In the following material, identify every line holding the string "JSON" and return it.
** BEGIN **
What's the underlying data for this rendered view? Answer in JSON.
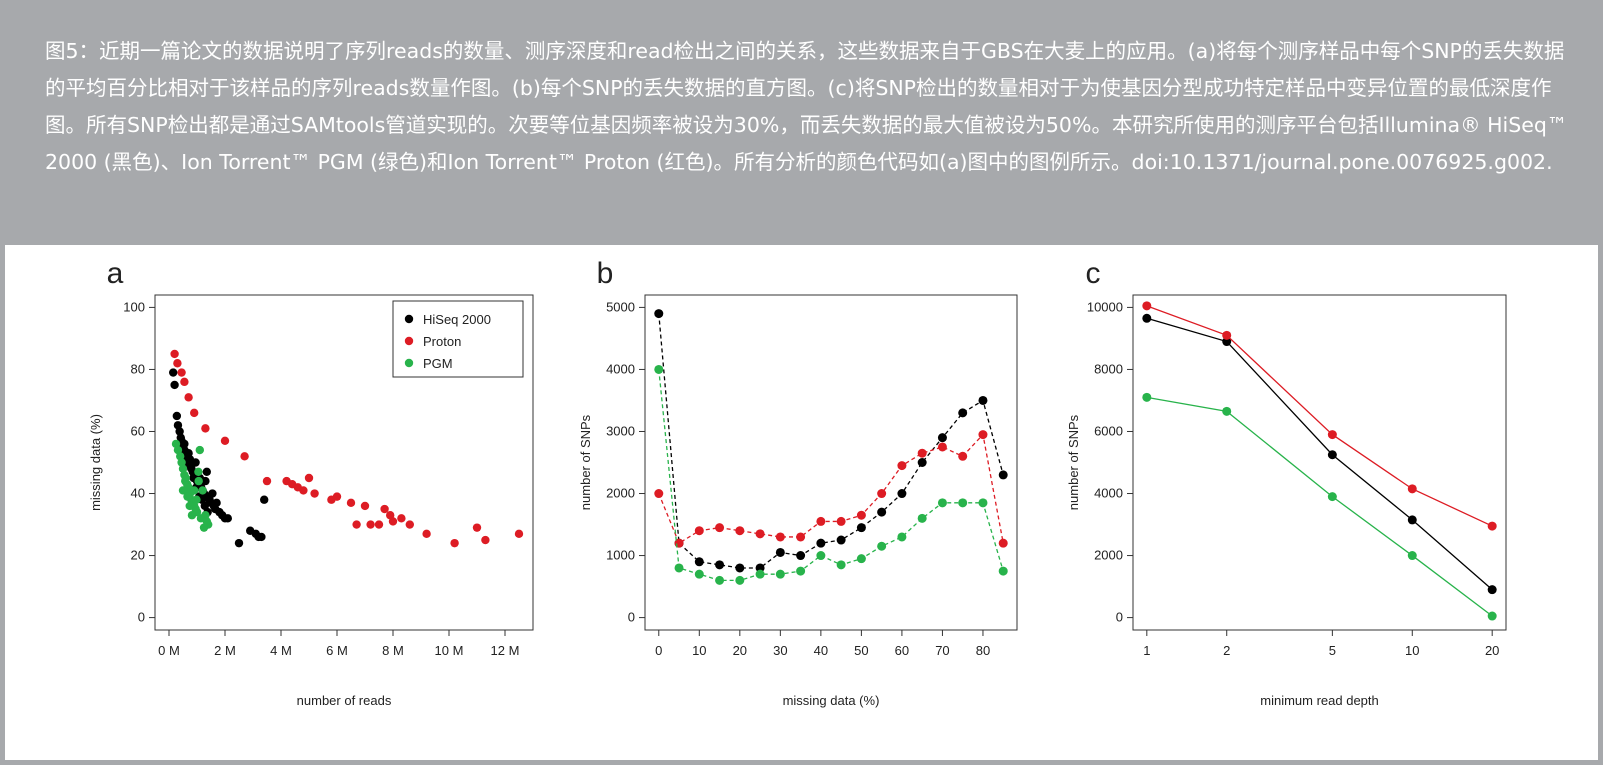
{
  "caption": {
    "text": "图5：近期一篇论文的数据说明了序列reads的数量、测序深度和read检出之间的关系，这些数据来自于GBS在大麦上的应用。(a)将每个测序样品中每个SNP的丢失数据的平均百分比相对于该样品的序列reads数量作图。(b)每个SNP的丢失数据的直方图。(c)将SNP检出的数量相对于为使基因分型成功特定样品中变异位置的最低深度作图。所有SNP检出都是通过SAMtools管道实现的。次要等位基因频率被设为30%，而丢失数据的最大值被设为50%。本研究所使用的测序平台包括Illumina® HiSeq™ 2000 (黑色)、Ion Torrent™ PGM (绿色)和Ion Torrent™ Proton (红色)。所有分析的颜色代码如(a)图中的图例所示。doi:10.1371/journal.pone.0076925.g002."
  },
  "colors": {
    "caption_bg": "#a7a9ac",
    "hiseq": "#000000",
    "proton": "#dd1c24",
    "pgm": "#28b34b"
  },
  "chart_data": [
    {
      "type": "scatter",
      "panel_label": "a",
      "xlabel": "number of reads",
      "ylabel": "missing data (%)",
      "xlim": [
        0,
        12500000
      ],
      "ylim": [
        0,
        100
      ],
      "x_ticks": [
        0,
        2000000,
        4000000,
        6000000,
        8000000,
        10000000,
        12000000
      ],
      "x_tick_labels": [
        "0 M",
        "2 M",
        "4 M",
        "6 M",
        "8 M",
        "10 M",
        "12 M"
      ],
      "y_ticks": [
        0,
        20,
        40,
        60,
        80,
        100
      ],
      "y_tick_labels": [
        "0",
        "20",
        "40",
        "60",
        "80",
        "100"
      ],
      "legend_position": "top-right",
      "series": [
        {
          "name": "HiSeq 2000",
          "color_key": "hiseq",
          "x": [
            0.15,
            0.2,
            0.28,
            0.32,
            0.38,
            0.42,
            0.45,
            0.5,
            0.55,
            0.6,
            0.62,
            0.68,
            0.7,
            0.75,
            0.8,
            0.85,
            0.9,
            0.95,
            1.0,
            1.05,
            1.1,
            1.15,
            1.2,
            1.25,
            1.3,
            1.35,
            1.4,
            1.45,
            1.5,
            1.55,
            1.6,
            1.65,
            1.7,
            1.8,
            1.9,
            2.0,
            2.1,
            2.5,
            2.9,
            3.1,
            3.2,
            3.3,
            3.4,
            0.55,
            0.65,
            0.78,
            0.88,
            0.98,
            1.08,
            1.18,
            1.28,
            1.38
          ],
          "y": [
            79,
            75,
            65,
            62,
            60,
            58,
            57,
            55,
            54,
            52,
            50,
            49,
            53,
            51,
            48,
            47,
            46,
            50,
            44,
            43,
            45,
            42,
            41,
            40,
            44,
            47,
            39,
            38,
            37,
            40,
            36,
            35,
            37,
            34,
            33,
            32,
            32,
            24,
            28,
            27,
            26,
            26,
            38,
            56,
            53,
            49,
            45,
            42,
            39,
            38,
            36,
            34
          ]
        },
        {
          "name": "Proton",
          "color_key": "proton",
          "x": [
            0.2,
            0.3,
            0.45,
            0.55,
            0.7,
            0.9,
            1.3,
            2.0,
            2.7,
            3.5,
            4.2,
            4.4,
            4.6,
            4.8,
            5.0,
            5.2,
            5.8,
            6.0,
            6.5,
            6.7,
            7.0,
            7.2,
            7.5,
            7.7,
            7.9,
            8.0,
            8.3,
            8.6,
            9.2,
            10.2,
            11.0,
            11.3,
            12.5
          ],
          "y": [
            85,
            82,
            79,
            76,
            71,
            66,
            61,
            57,
            52,
            44,
            44,
            43,
            42,
            41,
            45,
            40,
            38,
            39,
            37,
            30,
            36,
            30,
            30,
            35,
            33,
            31,
            32,
            30,
            27,
            24,
            29,
            25,
            27
          ]
        },
        {
          "name": "PGM",
          "color_key": "pgm",
          "x": [
            0.25,
            0.32,
            0.4,
            0.45,
            0.5,
            0.55,
            0.6,
            0.65,
            0.7,
            0.75,
            0.8,
            0.85,
            0.9,
            0.95,
            1.0,
            1.05,
            1.1,
            1.2,
            1.3,
            1.35,
            1.4,
            0.5,
            0.58,
            0.66,
            0.74,
            0.82,
            0.9,
            0.98,
            1.06,
            1.14,
            1.25
          ],
          "y": [
            56,
            54,
            52,
            50,
            48,
            46,
            45,
            43,
            42,
            40,
            38,
            37,
            36,
            35,
            34,
            47,
            54,
            41,
            33,
            31,
            30,
            41,
            44,
            39,
            36,
            33,
            41,
            38,
            44,
            32,
            29
          ]
        }
      ]
    },
    {
      "type": "line",
      "panel_label": "b",
      "xlabel": "missing data (%)",
      "ylabel": "number of SNPs",
      "xlim": [
        0,
        85
      ],
      "ylim": [
        0,
        5000
      ],
      "x_ticks": [
        0,
        10,
        20,
        30,
        40,
        50,
        60,
        70,
        80
      ],
      "x_tick_labels": [
        "0",
        "10",
        "20",
        "30",
        "40",
        "50",
        "60",
        "70",
        "80"
      ],
      "y_ticks": [
        0,
        1000,
        2000,
        3000,
        4000,
        5000
      ],
      "y_tick_labels": [
        "0",
        "1000",
        "2000",
        "3000",
        "4000",
        "5000"
      ],
      "series": [
        {
          "name": "HiSeq 2000",
          "color_key": "hiseq",
          "x": [
            0,
            5,
            10,
            15,
            20,
            25,
            30,
            35,
            40,
            45,
            50,
            55,
            60,
            65,
            70,
            75,
            80,
            85
          ],
          "y": [
            4900,
            1200,
            900,
            850,
            800,
            800,
            1050,
            1000,
            1200,
            1250,
            1450,
            1700,
            2000,
            2500,
            2900,
            3300,
            3500,
            2300
          ]
        },
        {
          "name": "Proton",
          "color_key": "proton",
          "x": [
            0,
            5,
            10,
            15,
            20,
            25,
            30,
            35,
            40,
            45,
            50,
            55,
            60,
            65,
            70,
            75,
            80,
            85
          ],
          "y": [
            2000,
            1200,
            1400,
            1450,
            1400,
            1350,
            1300,
            1300,
            1550,
            1550,
            1650,
            2000,
            2450,
            2650,
            2750,
            2600,
            2950,
            1200
          ]
        },
        {
          "name": "PGM",
          "color_key": "pgm",
          "x": [
            0,
            5,
            10,
            15,
            20,
            25,
            30,
            35,
            40,
            45,
            50,
            55,
            60,
            65,
            70,
            75,
            80,
            85
          ],
          "y": [
            4000,
            800,
            700,
            600,
            600,
            700,
            700,
            750,
            1000,
            850,
            950,
            1150,
            1300,
            1600,
            1850,
            1850,
            1850,
            750
          ]
        }
      ]
    },
    {
      "type": "line",
      "panel_label": "c",
      "xlabel": "minimum read depth",
      "ylabel": "number of SNPs",
      "x_scale": "log",
      "categories": [
        "1",
        "2",
        "5",
        "10",
        "20"
      ],
      "x": [
        1,
        2,
        5,
        10,
        20
      ],
      "ylim": [
        0,
        10000
      ],
      "y_ticks": [
        0,
        2000,
        4000,
        6000,
        8000,
        10000
      ],
      "y_tick_labels": [
        "0",
        "2000",
        "4000",
        "6000",
        "8000",
        "10000"
      ],
      "series": [
        {
          "name": "HiSeq 2000",
          "color_key": "hiseq",
          "values": [
            9650,
            8900,
            5250,
            3150,
            900
          ]
        },
        {
          "name": "Proton",
          "color_key": "proton",
          "values": [
            10050,
            9100,
            5900,
            4150,
            2950
          ]
        },
        {
          "name": "PGM",
          "color_key": "pgm",
          "values": [
            7100,
            6650,
            3900,
            2000,
            50
          ]
        }
      ]
    }
  ]
}
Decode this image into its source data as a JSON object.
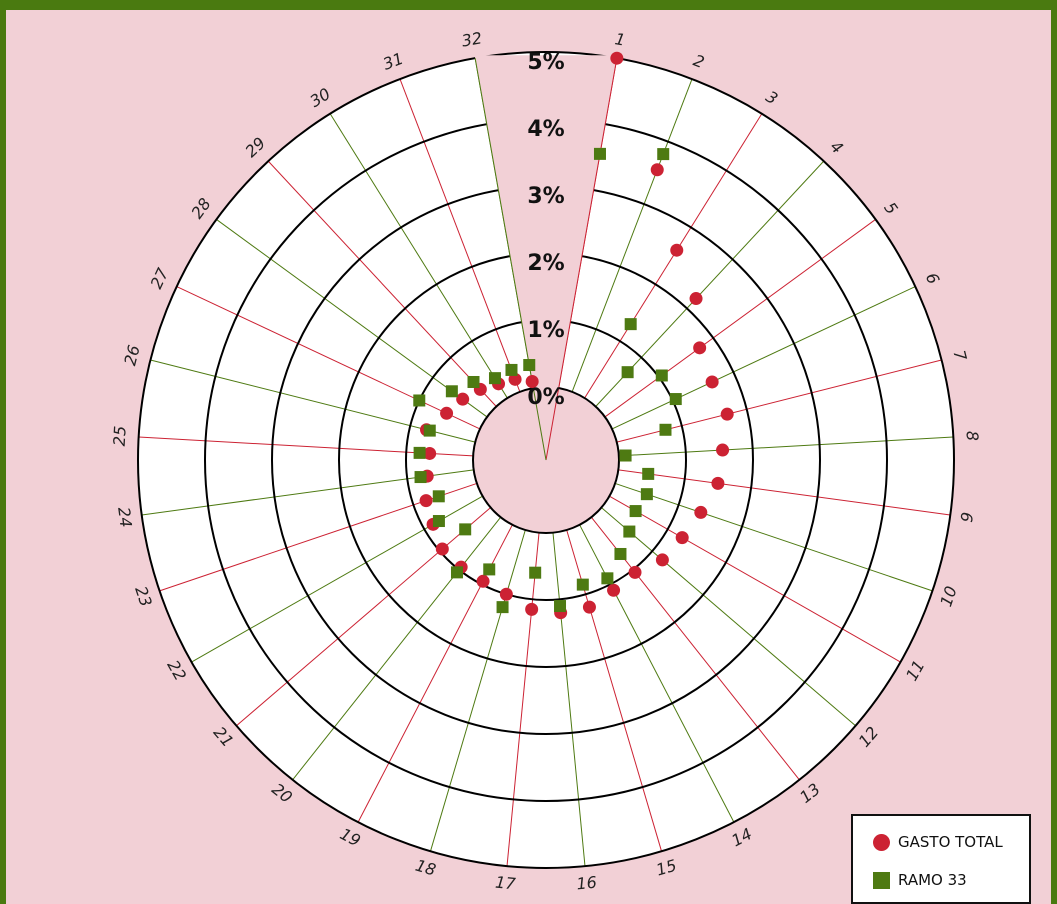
{
  "colors": {
    "background": "#f2d0d6",
    "frame": "#4a7a10",
    "gasto": "#cc2233",
    "ramo": "#4e7a12",
    "ring": "#000000",
    "panel": "#ffffff"
  },
  "chart_data": {
    "type": "scatter",
    "subtype": "radial",
    "categories": [
      "1",
      "2",
      "3",
      "4",
      "5",
      "6",
      "7",
      "8",
      "9",
      "10",
      "11",
      "12",
      "13",
      "14",
      "15",
      "16",
      "17",
      "18",
      "19",
      "20",
      "21",
      "22",
      "23",
      "24",
      "25",
      "26",
      "27",
      "28",
      "29",
      "30",
      "31",
      "32"
    ],
    "radial_ticks": [
      "0%",
      "1%",
      "2%",
      "3%",
      "4%",
      "5%"
    ],
    "rmax": 5,
    "legend_position": "bottom-right",
    "series": [
      {
        "name": "GASTO TOTAL",
        "marker": "circle",
        "values": [
          5.0,
          3.55,
          2.6,
          2.2,
          1.75,
          1.65,
          1.7,
          1.55,
          1.5,
          1.35,
          1.25,
          1.2,
          1.05,
          1.1,
          1.2,
          1.2,
          1.15,
          1.0,
          0.95,
          0.95,
          0.95,
          0.85,
          0.8,
          0.7,
          0.65,
          0.75,
          0.55,
          0.45,
          0.35,
          0.25,
          0.2,
          0.1
        ]
      },
      {
        "name": "RAMO 33",
        "marker": "square",
        "values": [
          3.55,
          3.8,
          1.3,
          0.7,
          1.05,
          1.05,
          0.75,
          0.1,
          0.45,
          0.5,
          0.45,
          0.55,
          0.7,
          0.9,
          0.85,
          1.1,
          0.6,
          1.2,
          0.75,
          1.05,
          0.5,
          0.75,
          0.6,
          0.8,
          0.8,
          0.7,
          1.0,
          0.65,
          0.5,
          0.35,
          0.35,
          0.35
        ]
      }
    ]
  }
}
** END **
— Response below —
What's the underlying data for this rendered view? Answer in JSON.
Decode this image into its source data as a JSON object.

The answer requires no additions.